### WORK TO DO:
Your task is to output all the records below, word for word.

### MATERIAL SHOWN:
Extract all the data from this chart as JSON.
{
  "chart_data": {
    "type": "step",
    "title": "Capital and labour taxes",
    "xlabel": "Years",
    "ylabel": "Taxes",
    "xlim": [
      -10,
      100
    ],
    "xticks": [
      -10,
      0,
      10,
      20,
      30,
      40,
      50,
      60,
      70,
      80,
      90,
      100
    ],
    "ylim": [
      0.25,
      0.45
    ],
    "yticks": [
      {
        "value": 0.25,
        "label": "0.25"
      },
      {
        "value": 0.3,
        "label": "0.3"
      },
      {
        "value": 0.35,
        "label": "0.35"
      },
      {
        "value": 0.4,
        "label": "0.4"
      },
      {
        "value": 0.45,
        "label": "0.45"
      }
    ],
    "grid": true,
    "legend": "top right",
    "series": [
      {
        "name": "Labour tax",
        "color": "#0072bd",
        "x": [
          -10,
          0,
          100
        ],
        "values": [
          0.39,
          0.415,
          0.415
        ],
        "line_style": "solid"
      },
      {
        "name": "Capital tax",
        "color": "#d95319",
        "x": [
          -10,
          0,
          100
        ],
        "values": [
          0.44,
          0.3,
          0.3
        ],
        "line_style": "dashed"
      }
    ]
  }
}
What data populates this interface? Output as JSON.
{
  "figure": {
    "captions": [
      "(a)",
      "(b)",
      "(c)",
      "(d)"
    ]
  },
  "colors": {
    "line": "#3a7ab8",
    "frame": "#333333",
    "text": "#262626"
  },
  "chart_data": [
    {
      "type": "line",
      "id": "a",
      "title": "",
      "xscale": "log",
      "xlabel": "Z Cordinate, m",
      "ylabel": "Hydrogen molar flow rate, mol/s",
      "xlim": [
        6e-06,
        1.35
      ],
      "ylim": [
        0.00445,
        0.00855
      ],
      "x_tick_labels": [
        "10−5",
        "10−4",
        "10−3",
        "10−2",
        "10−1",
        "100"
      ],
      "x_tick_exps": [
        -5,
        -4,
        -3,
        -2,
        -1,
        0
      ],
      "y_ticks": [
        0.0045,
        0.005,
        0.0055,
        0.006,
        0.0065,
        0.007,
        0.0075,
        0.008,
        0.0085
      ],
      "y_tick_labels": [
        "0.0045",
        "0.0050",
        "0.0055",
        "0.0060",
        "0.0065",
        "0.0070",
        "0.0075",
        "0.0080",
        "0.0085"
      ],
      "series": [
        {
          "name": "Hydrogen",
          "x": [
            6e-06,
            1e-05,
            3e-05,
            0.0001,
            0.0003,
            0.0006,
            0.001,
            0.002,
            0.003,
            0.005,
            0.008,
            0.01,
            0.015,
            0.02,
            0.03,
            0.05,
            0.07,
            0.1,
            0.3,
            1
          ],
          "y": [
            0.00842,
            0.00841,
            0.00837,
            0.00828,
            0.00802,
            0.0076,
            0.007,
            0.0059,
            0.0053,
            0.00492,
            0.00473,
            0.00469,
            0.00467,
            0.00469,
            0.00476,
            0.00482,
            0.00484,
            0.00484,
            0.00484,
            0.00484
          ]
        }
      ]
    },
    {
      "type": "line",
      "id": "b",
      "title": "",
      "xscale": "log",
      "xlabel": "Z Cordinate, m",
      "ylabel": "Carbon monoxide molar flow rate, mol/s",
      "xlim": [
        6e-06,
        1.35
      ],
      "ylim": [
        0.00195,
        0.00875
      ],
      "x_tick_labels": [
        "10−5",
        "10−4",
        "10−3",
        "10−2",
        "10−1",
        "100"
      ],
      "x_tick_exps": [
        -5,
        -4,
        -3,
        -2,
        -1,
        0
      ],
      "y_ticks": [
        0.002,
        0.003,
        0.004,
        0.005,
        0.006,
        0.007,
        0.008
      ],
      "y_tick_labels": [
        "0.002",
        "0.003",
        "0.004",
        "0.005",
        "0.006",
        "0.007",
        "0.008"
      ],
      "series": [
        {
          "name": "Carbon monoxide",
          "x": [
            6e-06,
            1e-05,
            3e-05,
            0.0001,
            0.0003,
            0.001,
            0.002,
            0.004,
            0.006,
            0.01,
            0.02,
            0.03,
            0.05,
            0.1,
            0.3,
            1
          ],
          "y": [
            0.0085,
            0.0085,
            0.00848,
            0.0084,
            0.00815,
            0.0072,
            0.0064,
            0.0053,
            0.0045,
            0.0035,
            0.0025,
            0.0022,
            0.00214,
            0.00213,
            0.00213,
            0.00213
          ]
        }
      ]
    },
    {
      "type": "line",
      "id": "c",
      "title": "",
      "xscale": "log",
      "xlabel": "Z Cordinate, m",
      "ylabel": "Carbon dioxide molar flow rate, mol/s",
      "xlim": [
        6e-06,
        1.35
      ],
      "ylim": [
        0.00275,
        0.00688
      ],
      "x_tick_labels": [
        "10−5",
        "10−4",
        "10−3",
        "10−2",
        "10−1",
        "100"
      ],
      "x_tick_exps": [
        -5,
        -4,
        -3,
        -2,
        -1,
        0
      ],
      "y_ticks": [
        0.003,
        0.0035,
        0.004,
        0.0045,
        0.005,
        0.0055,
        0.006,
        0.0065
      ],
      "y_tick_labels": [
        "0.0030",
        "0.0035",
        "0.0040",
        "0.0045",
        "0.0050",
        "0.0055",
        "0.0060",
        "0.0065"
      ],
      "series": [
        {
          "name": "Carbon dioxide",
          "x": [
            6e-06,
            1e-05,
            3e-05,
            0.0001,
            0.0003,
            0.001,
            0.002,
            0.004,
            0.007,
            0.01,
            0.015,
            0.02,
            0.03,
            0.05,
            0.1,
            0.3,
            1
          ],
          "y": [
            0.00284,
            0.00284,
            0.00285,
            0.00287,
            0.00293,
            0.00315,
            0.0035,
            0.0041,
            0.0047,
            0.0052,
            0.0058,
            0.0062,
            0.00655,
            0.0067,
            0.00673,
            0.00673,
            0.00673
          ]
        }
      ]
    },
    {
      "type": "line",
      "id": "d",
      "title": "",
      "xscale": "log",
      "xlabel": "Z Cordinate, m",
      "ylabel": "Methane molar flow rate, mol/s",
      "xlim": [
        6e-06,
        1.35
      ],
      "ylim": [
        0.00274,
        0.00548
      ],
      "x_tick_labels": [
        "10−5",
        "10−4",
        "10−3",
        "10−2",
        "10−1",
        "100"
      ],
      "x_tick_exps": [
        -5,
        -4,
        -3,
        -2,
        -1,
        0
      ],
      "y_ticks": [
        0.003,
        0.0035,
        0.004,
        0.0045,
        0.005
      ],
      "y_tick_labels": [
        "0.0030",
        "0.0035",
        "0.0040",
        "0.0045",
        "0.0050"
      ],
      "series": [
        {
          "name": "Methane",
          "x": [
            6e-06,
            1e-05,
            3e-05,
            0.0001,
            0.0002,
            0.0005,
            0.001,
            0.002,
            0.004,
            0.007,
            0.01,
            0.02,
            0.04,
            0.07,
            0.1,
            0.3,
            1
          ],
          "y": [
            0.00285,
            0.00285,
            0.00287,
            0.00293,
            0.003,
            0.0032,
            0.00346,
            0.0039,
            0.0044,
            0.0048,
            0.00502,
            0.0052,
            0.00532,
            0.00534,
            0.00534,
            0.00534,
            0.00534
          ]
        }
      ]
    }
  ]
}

### WRITTEN RESPONSE:
Extract all the data from this chart as JSON.
{
  "chart_data": {
    "type": "step",
    "title": "Capital and labour taxes",
    "xlabel": "Years",
    "ylabel": "Taxes",
    "xlim": [
      -10,
      100
    ],
    "xticks": [
      -10,
      0,
      10,
      20,
      30,
      40,
      50,
      60,
      70,
      80,
      90,
      100
    ],
    "ylim": [
      0.25,
      0.45
    ],
    "yticks": [
      {
        "value": 0.25,
        "label": "0.25"
      },
      {
        "value": 0.3,
        "label": "0.3"
      },
      {
        "value": 0.35,
        "label": "0.35"
      },
      {
        "value": 0.4,
        "label": "0.4"
      },
      {
        "value": 0.45,
        "label": "0.45"
      }
    ],
    "grid": true,
    "legend": "top right",
    "series": [
      {
        "name": "Labour tax",
        "color": "#0072bd",
        "x": [
          -10,
          0,
          100
        ],
        "values": [
          0.39,
          0.415,
          0.415
        ],
        "line_style": "solid"
      },
      {
        "name": "Capital tax",
        "color": "#d95319",
        "x": [
          -10,
          0,
          100
        ],
        "values": [
          0.44,
          0.3,
          0.3
        ],
        "line_style": "dashed"
      }
    ]
  }
}
What data populates this interface? Output as JSON.
{
  "figure": {
    "captions": [
      "(a)",
      "(b)",
      "(c)",
      "(d)"
    ]
  },
  "colors": {
    "line": "#3a7ab8",
    "frame": "#333333",
    "text": "#262626"
  },
  "chart_data": [
    {
      "type": "line",
      "id": "a",
      "title": "",
      "xscale": "log",
      "xlabel": "Z Cordinate, m",
      "ylabel": "Hydrogen molar flow rate, mol/s",
      "xlim": [
        6e-06,
        1.35
      ],
      "ylim": [
        0.00445,
        0.00855
      ],
      "x_tick_labels": [
        "10−5",
        "10−4",
        "10−3",
        "10−2",
        "10−1",
        "100"
      ],
      "x_tick_exps": [
        -5,
        -4,
        -3,
        -2,
        -1,
        0
      ],
      "y_ticks": [
        0.0045,
        0.005,
        0.0055,
        0.006,
        0.0065,
        0.007,
        0.0075,
        0.008,
        0.0085
      ],
      "y_tick_labels": [
        "0.0045",
        "0.0050",
        "0.0055",
        "0.0060",
        "0.0065",
        "0.0070",
        "0.0075",
        "0.0080",
        "0.0085"
      ],
      "series": [
        {
          "name": "Hydrogen",
          "x": [
            6e-06,
            1e-05,
            3e-05,
            0.0001,
            0.0003,
            0.0006,
            0.001,
            0.002,
            0.003,
            0.005,
            0.008,
            0.01,
            0.015,
            0.02,
            0.03,
            0.05,
            0.07,
            0.1,
            0.3,
            1
          ],
          "y": [
            0.00842,
            0.00841,
            0.00837,
            0.00828,
            0.00802,
            0.0076,
            0.007,
            0.0059,
            0.0053,
            0.00492,
            0.00473,
            0.00469,
            0.00467,
            0.00469,
            0.00476,
            0.00482,
            0.00484,
            0.00484,
            0.00484,
            0.00484
          ]
        }
      ]
    },
    {
      "type": "line",
      "id": "b",
      "title": "",
      "xscale": "log",
      "xlabel": "Z Cordinate, m",
      "ylabel": "Carbon monoxide molar flow rate, mol/s",
      "xlim": [
        6e-06,
        1.35
      ],
      "ylim": [
        0.00195,
        0.00875
      ],
      "x_tick_labels": [
        "10−5",
        "10−4",
        "10−3",
        "10−2",
        "10−1",
        "100"
      ],
      "x_tick_exps": [
        -5,
        -4,
        -3,
        -2,
        -1,
        0
      ],
      "y_ticks": [
        0.002,
        0.003,
        0.004,
        0.005,
        0.006,
        0.007,
        0.008
      ],
      "y_tick_labels": [
        "0.002",
        "0.003",
        "0.004",
        "0.005",
        "0.006",
        "0.007",
        "0.008"
      ],
      "series": [
        {
          "name": "Carbon monoxide",
          "x": [
            6e-06,
            1e-05,
            3e-05,
            0.0001,
            0.0003,
            0.001,
            0.002,
            0.004,
            0.006,
            0.01,
            0.02,
            0.03,
            0.05,
            0.1,
            0.3,
            1
          ],
          "y": [
            0.0085,
            0.0085,
            0.00848,
            0.0084,
            0.00815,
            0.0072,
            0.0064,
            0.0053,
            0.0045,
            0.0035,
            0.0025,
            0.0022,
            0.00214,
            0.00213,
            0.00213,
            0.00213
          ]
        }
      ]
    },
    {
      "type": "line",
      "id": "c",
      "title": "",
      "xscale": "log",
      "xlabel": "Z Cordinate, m",
      "ylabel": "Carbon dioxide molar flow rate, mol/s",
      "xlim": [
        6e-06,
        1.35
      ],
      "ylim": [
        0.00275,
        0.00688
      ],
      "x_tick_labels": [
        "10−5",
        "10−4",
        "10−3",
        "10−2",
        "10−1",
        "100"
      ],
      "x_tick_exps": [
        -5,
        -4,
        -3,
        -2,
        -1,
        0
      ],
      "y_ticks": [
        0.003,
        0.0035,
        0.004,
        0.0045,
        0.005,
        0.0055,
        0.006,
        0.0065
      ],
      "y_tick_labels": [
        "0.0030",
        "0.0035",
        "0.0040",
        "0.0045",
        "0.0050",
        "0.0055",
        "0.0060",
        "0.0065"
      ],
      "series": [
        {
          "name": "Carbon dioxide",
          "x": [
            6e-06,
            1e-05,
            3e-05,
            0.0001,
            0.0003,
            0.001,
            0.002,
            0.004,
            0.007,
            0.01,
            0.015,
            0.02,
            0.03,
            0.05,
            0.1,
            0.3,
            1
          ],
          "y": [
            0.00284,
            0.00284,
            0.00285,
            0.00287,
            0.00293,
            0.00315,
            0.0035,
            0.0041,
            0.0047,
            0.0052,
            0.0058,
            0.0062,
            0.00655,
            0.0067,
            0.00673,
            0.00673,
            0.00673
          ]
        }
      ]
    },
    {
      "type": "line",
      "id": "d",
      "title": "",
      "xscale": "log",
      "xlabel": "Z Cordinate, m",
      "ylabel": "Methane molar flow rate, mol/s",
      "xlim": [
        6e-06,
        1.35
      ],
      "ylim": [
        0.00274,
        0.00548
      ],
      "x_tick_labels": [
        "10−5",
        "10−4",
        "10−3",
        "10−2",
        "10−1",
        "100"
      ],
      "x_tick_exps": [
        -5,
        -4,
        -3,
        -2,
        -1,
        0
      ],
      "y_ticks": [
        0.003,
        0.0035,
        0.004,
        0.0045,
        0.005
      ],
      "y_tick_labels": [
        "0.0030",
        "0.0035",
        "0.0040",
        "0.0045",
        "0.0050"
      ],
      "series": [
        {
          "name": "Methane",
          "x": [
            6e-06,
            1e-05,
            3e-05,
            0.0001,
            0.0002,
            0.0005,
            0.001,
            0.002,
            0.004,
            0.007,
            0.01,
            0.02,
            0.04,
            0.07,
            0.1,
            0.3,
            1
          ],
          "y": [
            0.00285,
            0.00285,
            0.00287,
            0.00293,
            0.003,
            0.0032,
            0.00346,
            0.0039,
            0.0044,
            0.0048,
            0.00502,
            0.0052,
            0.00532,
            0.00534,
            0.00534,
            0.00534,
            0.00534
          ]
        }
      ]
    }
  ]
}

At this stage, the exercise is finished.